*Görevin Amacı*
Rüyaların hatırlanmasına ilişkin aşağıdaki metinde "Rüyayı ne zaman" ile "için uyanmanız gerekiyor." arasındaki bölümü, her iki uç da dâhil olmak üzere, hiçbir değişiklik yapmadan aktarınız.

*Alıntılanan Metin*

Neden Bazı Rüyalarımızı Hatırlarken Bazılarını Unutuyoruz?
Bu haber dahilinde sizlere bu durumun bilimsel ve psikolojik nedenlerini anlatmaya çalışacağız. Bir grup psikolog, nörobilimci ve uyku araştırmacısı; neden bazı rüyaları hatırlarken bazılarını hatırlamadığımız konusunda bazı çalışmalar yaptı. Yapılan çalışmalar sonucu neden bazı rüyaları hatırladığımızı anlarken, bu durumun nasıl geliştirilebileceğini de öğrenmiş olacağız.
Rüyayı ne zaman gördüğümüz ve ne gördüğümüz önemli
Finlandiya'da bulunan Turku Üniversitesi'nde araştırmacı ve bilişsel nörobilimci olan Katja Valli, şu an İsveç'te, Skövde Üniversitesi'nde uyku sorunları ve araştırmaları konusuna odaklanmış durumda. Onun açıklamasına göre gece gördüğümüz rüyaların genelde sabaha yakın olanlarını hatırlıyoruz. Bunun nedeni, uyku sırasında beynimizin uzun süreli belleğe kısa süreli anıları aktarmakta zorlanması. Ancak yine de araştırmalar yalnızca sabaha yakın değil, tüm uyku evreleri boyunca rüya gördüğümüzü gösteriyor. Ancak rüyaları hatırlayabilmek için uyanmanız gerekiyor.

*Kayıtlı Bilgiler*
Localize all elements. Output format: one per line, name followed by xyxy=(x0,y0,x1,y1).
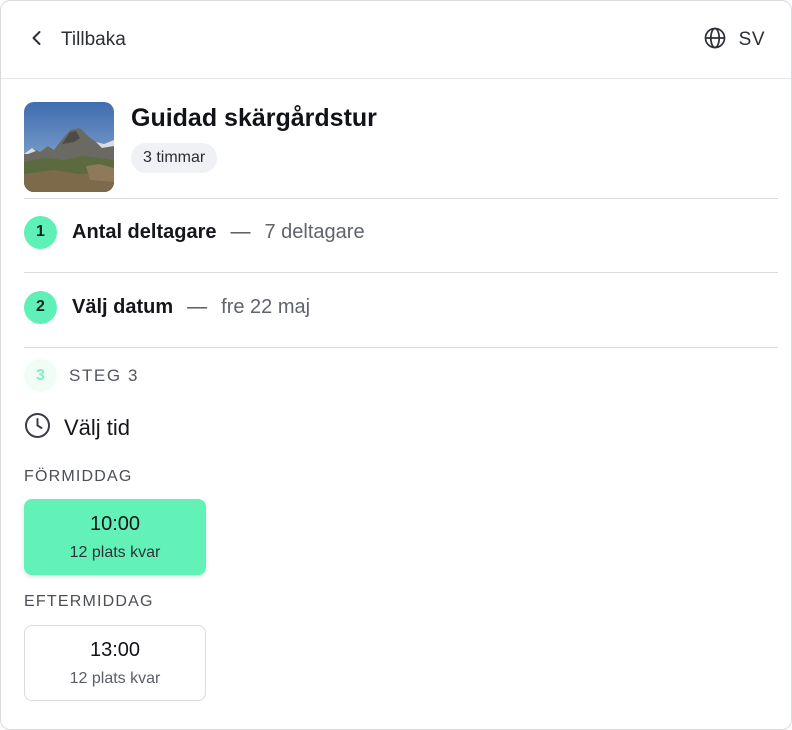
product-title: Guidad skärgårdstur xyxy=(131,104,377,132)
step-number-badge: 3 xyxy=(24,359,57,392)
step-label: STEG 3 xyxy=(69,365,140,385)
divider xyxy=(24,272,778,273)
afternoon-label: EFTERMIDDAG xyxy=(24,593,154,610)
step-separator: — xyxy=(230,220,251,243)
divider xyxy=(24,198,778,199)
slot-availability: 12 plats kvar xyxy=(69,669,161,687)
step-label: Välj datum xyxy=(72,295,174,318)
step-value: fre 22 maj xyxy=(221,295,311,318)
duration-badge: 3 timmar xyxy=(131,143,218,173)
time-slot-1300[interactable]: 13:00 12 plats kvar xyxy=(24,625,206,701)
step-participants[interactable]: 1 Antal deltagare — 7 deltagare xyxy=(24,215,778,249)
language-label: SV xyxy=(738,29,765,50)
globe-icon xyxy=(703,26,727,55)
step-number-badge: 2 xyxy=(24,290,57,324)
slot-availability: 12 plats kvar xyxy=(69,543,161,561)
slot-time: 10:00 xyxy=(89,512,141,535)
step-value: 7 deltagare xyxy=(264,220,365,243)
language-selector[interactable]: SV xyxy=(703,25,765,55)
step-time-header: 3 STEG 3 xyxy=(24,359,139,392)
step-label: Antal deltagare xyxy=(72,220,217,243)
step-number-badge: 1 xyxy=(24,215,57,249)
time-slot-1000[interactable]: 10:00 12 plats kvar xyxy=(24,499,206,575)
booking-panel: Tillbaka SV Guidad skärgårdstur 3 timmar… xyxy=(0,0,792,730)
chevron-left-icon xyxy=(27,28,47,53)
divider xyxy=(24,347,778,348)
clock-icon xyxy=(24,412,51,444)
product-image xyxy=(24,102,114,192)
time-picker-heading: Välj tid xyxy=(24,412,130,444)
morning-label: FÖRMIDDAG xyxy=(24,468,133,485)
back-button[interactable]: Tillbaka xyxy=(27,25,126,55)
top-bar: Tillbaka SV xyxy=(1,1,791,79)
time-picker-title: Välj tid xyxy=(64,415,131,440)
step-separator: — xyxy=(187,295,208,318)
slot-time: 13:00 xyxy=(89,638,141,661)
product-summary: Guidad skärgårdstur 3 timmar xyxy=(24,102,784,194)
back-label: Tillbaka xyxy=(61,29,126,50)
step-date[interactable]: 2 Välj datum — fre 22 maj xyxy=(24,290,778,324)
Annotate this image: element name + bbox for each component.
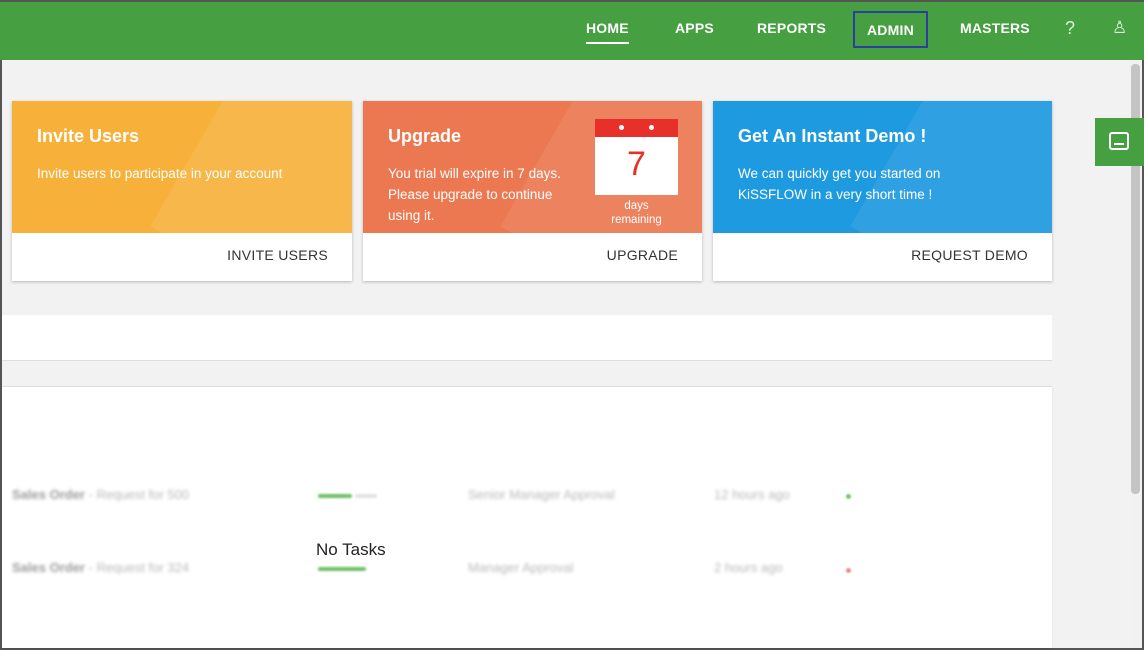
invite-users-card: Invite Users Invite users to participate… — [12, 101, 352, 281]
instant-demo-title: Get An Instant Demo ! — [738, 126, 927, 146]
upgrade-title: Upgrade — [388, 126, 462, 146]
calendar-ring-dot — [649, 125, 654, 130]
nav-reports[interactable]: REPORTS — [757, 20, 826, 36]
ghost-row-2-status-dot — [846, 568, 851, 573]
ghost-row-1-step: Senior Manager Approval — [468, 487, 615, 502]
upgrade-button[interactable]: UPGRADE — [607, 247, 678, 263]
help-icon[interactable]: ? — [1065, 18, 1075, 39]
invite-users-button[interactable]: INVITE USERS — [227, 247, 328, 263]
nav-masters[interactable]: MASTERS — [960, 20, 1030, 36]
ghost-row-2-step: Manager Approval — [468, 560, 574, 575]
no-tasks-message: No Tasks — [316, 540, 386, 559]
invite-users-card-header: Invite Users Invite users to participate… — [12, 101, 352, 233]
ghost-row-1-name: Sales Order - Request for 500 — [12, 487, 190, 502]
ghost-row-1-time: 12 hours ago — [714, 487, 790, 502]
calendar-body: 7 — [595, 137, 678, 195]
request-demo-button[interactable]: REQUEST DEMO — [911, 247, 1028, 263]
ghost-row-1-status-dot — [846, 494, 851, 499]
instant-demo-card-header: Get An Instant Demo ! We can quickly get… — [713, 101, 1052, 233]
trial-calendar-icon: 7 days remaining — [595, 119, 678, 233]
instant-demo-card: Get An Instant Demo ! We can quickly get… — [713, 101, 1052, 281]
nav-admin[interactable]: ADMIN — [853, 11, 928, 48]
instant-demo-description: We can quickly get you started on KiSSFL… — [738, 166, 941, 202]
invite-users-description: Invite users to participate in your acco… — [37, 166, 283, 181]
days-remaining-number: 7 — [627, 145, 646, 183]
calendar-ring-dot — [619, 125, 624, 130]
nav-home[interactable]: HOME — [586, 20, 629, 44]
upgrade-card: Upgrade You trial will expire in 7 days.… — [363, 101, 702, 281]
chat-icon — [1109, 132, 1129, 150]
user-profile-icon[interactable]: ♙ — [1112, 18, 1127, 38]
ghost-row-2-name: Sales Order - Request for 324 — [12, 560, 190, 575]
days-remaining-line2: remaining — [611, 214, 662, 226]
ghost-row-2-time: 2 hours ago — [714, 560, 783, 575]
calendar-header — [595, 119, 678, 137]
invite-users-title: Invite Users — [37, 126, 140, 146]
upgrade-description: You trial will expire in 7 days. Please … — [388, 166, 561, 223]
ghost-row-1-progress-rest — [355, 494, 377, 498]
chat-widget-button[interactable] — [1095, 118, 1144, 166]
nav-apps[interactable]: APPS — [675, 20, 714, 36]
top-navigation-bar: HOME APPS REPORTS ADMIN MASTERS ? ♙ — [0, 0, 1144, 60]
filter-panel — [2, 315, 1052, 361]
days-remaining-label: days remaining — [595, 199, 678, 227]
ghost-row-1-progress — [318, 494, 352, 498]
days-remaining-line1: days — [624, 200, 649, 212]
ghost-row-2-progress — [318, 567, 366, 571]
upgrade-card-header: Upgrade You trial will expire in 7 days.… — [363, 101, 702, 233]
tasks-panel — [2, 386, 1052, 648]
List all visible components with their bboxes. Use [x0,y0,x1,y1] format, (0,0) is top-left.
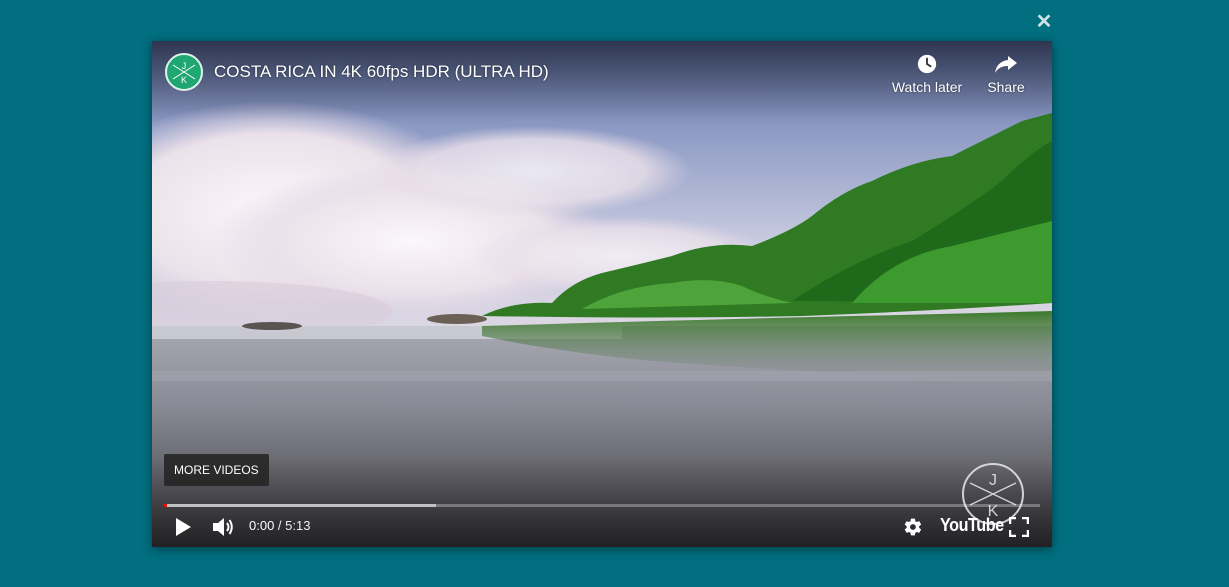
buffered-progress [164,504,436,507]
jk-logo-icon: J K [172,61,196,85]
watch-later-label: Watch later [891,79,963,95]
duration: 5:13 [285,518,311,533]
close-modal-button[interactable]: ✕ [1033,11,1055,33]
play-button[interactable] [172,515,194,539]
volume-button[interactable] [210,515,236,539]
svg-text:K: K [181,75,187,85]
watch-later-button[interactable]: Watch later [891,53,963,95]
share-button[interactable]: Share [978,53,1034,95]
youtube-logo[interactable]: YouTube [940,515,1004,536]
svg-text:J: J [182,61,187,71]
svg-text:J: J [989,472,997,489]
fullscreen-icon [1009,517,1029,537]
volume-icon [213,518,233,536]
share-arrow-icon [995,56,1017,73]
more-videos-button[interactable]: MORE VIDEOS [164,454,269,486]
video-title[interactable]: COSTA RICA IN 4K 60fps HDR (ULTRA HD) [214,62,549,82]
played-progress [164,504,167,507]
clock-icon [917,54,937,74]
time-display: 0:00 / 5:13 [249,518,310,533]
settings-button[interactable] [902,516,924,538]
channel-avatar[interactable]: J K [165,53,203,91]
gear-icon [904,518,922,536]
fullscreen-button[interactable] [1008,516,1030,538]
current-time: 0:00 [249,518,275,533]
share-label: Share [987,79,1025,95]
play-icon [176,518,191,536]
video-player[interactable]: J K COSTA RICA IN 4K 60fps HDR (ULTRA HD… [152,41,1052,547]
progress-bar[interactable] [164,504,1040,507]
time-separator: / [274,518,286,533]
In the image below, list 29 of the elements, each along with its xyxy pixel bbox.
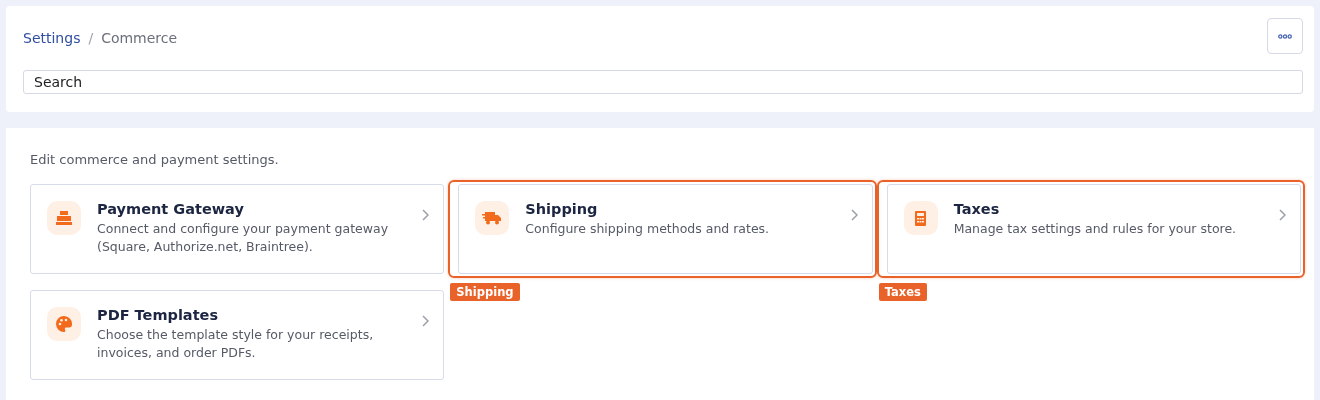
search-field[interactable]: Search [23, 70, 1303, 94]
breadcrumb-link[interactable]: Settings [23, 30, 81, 46]
highlight-label: Taxes [878, 283, 927, 301]
intro-text: Edit commerce and payment settings. [30, 152, 280, 167]
palette-icon [56, 316, 72, 332]
card-title: PDF Templates [97, 307, 220, 323]
breadcrumb-separator: / [88, 30, 94, 46]
chevron-right-icon [422, 315, 430, 327]
card-title: Taxes [953, 201, 1001, 217]
truck-icon [482, 211, 503, 225]
card-title: Payment Gateway [97, 201, 245, 217]
more-icon [1278, 33, 1292, 39]
chevron-right-icon [422, 209, 430, 221]
card-title: Shipping [525, 201, 599, 217]
cash-register-icon [56, 211, 72, 225]
card-description: Manage tax settings and rules for your store. [953, 220, 1238, 238]
card-description: Choose the template style for your receipts, invoices, and order PDFs. [97, 326, 375, 363]
settings-card[interactable]: Payment Gateway Connect and configure your payment gateway (Square, Authorize.net, Braintree). [30, 184, 445, 274]
chevron-right-icon [1279, 209, 1286, 221]
settings-card[interactable]: PDF Templates Choose the template style for your receipts, invoices, and order PDFs. [30, 290, 445, 380]
calculator-icon [915, 210, 927, 226]
settings-card[interactable]: Shipping Configure shipping methods and rates. [458, 184, 873, 274]
more-button[interactable] [1267, 18, 1303, 54]
breadcrumb-current: Commerce [101, 30, 178, 46]
settings-card[interactable]: Taxes Manage tax settings and rules for your store. [886, 184, 1301, 274]
card-description: Connect and configure your payment gateway (Square, Authorize.net, Braintree). [97, 220, 390, 257]
highlight-label: Shipping [450, 283, 520, 301]
card-description: Configure shipping methods and rates. [525, 220, 771, 238]
chevron-right-icon [850, 209, 858, 221]
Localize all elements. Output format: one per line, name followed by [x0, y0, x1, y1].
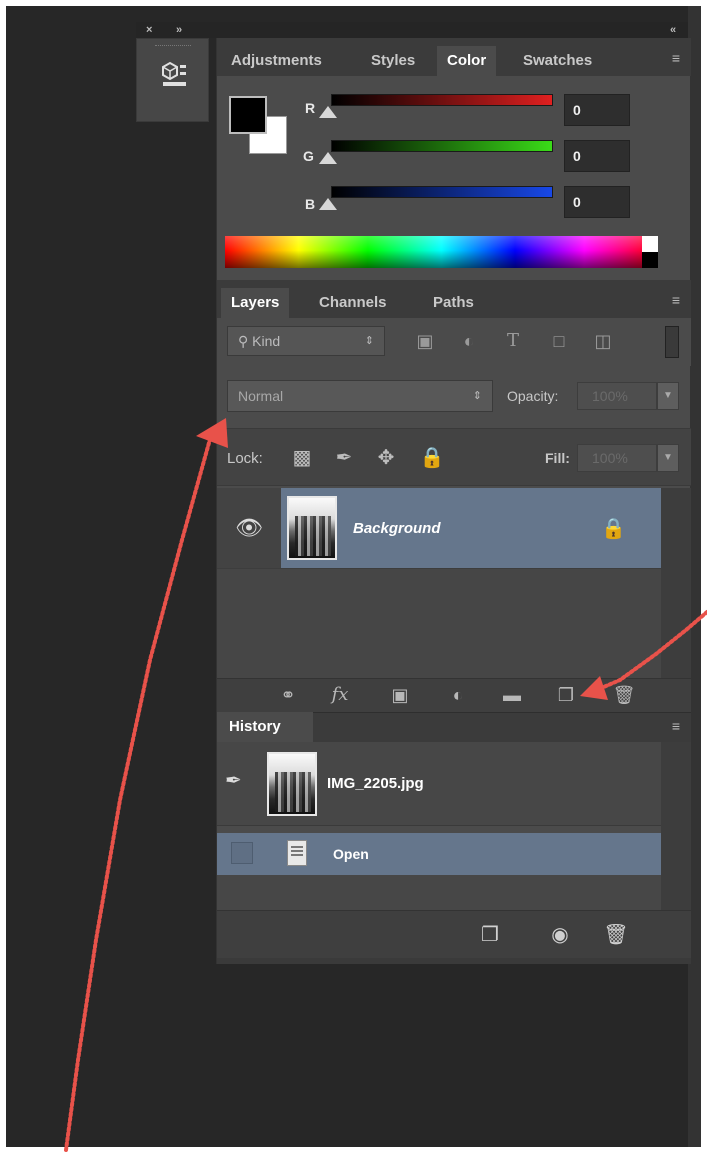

*Yanıt*
Rüyayı ne zaman gördüğümüz ve ne gördüğümüz önemli
Finlandiya'da bulunan Turku Üniversitesi'nde araştırmacı ve bilişsel nörobilimci olan Katja Valli, şu an İsveç'te, Skövde Üniversitesi'nde uyku sorunları ve araştırmaları konusuna odaklanmış durumda. Onun açıklamasına göre gece gördüğümüz rüyaların genelde sabaha yakın olanlarını hatırlıyoruz. Bunun nedeni, uyku sırasında beynimizin uzun süreli belleğe kısa süreli anıları aktarmakta zorlanması. Ancak yine de araştırmalar yalnızca sabaha yakın değil, tüm uyku evreleri boyunca rüya gördüğümüzü gösteriyor. Ancak rüyaları hatırlayabilmek için uyanmanız gerekiyor.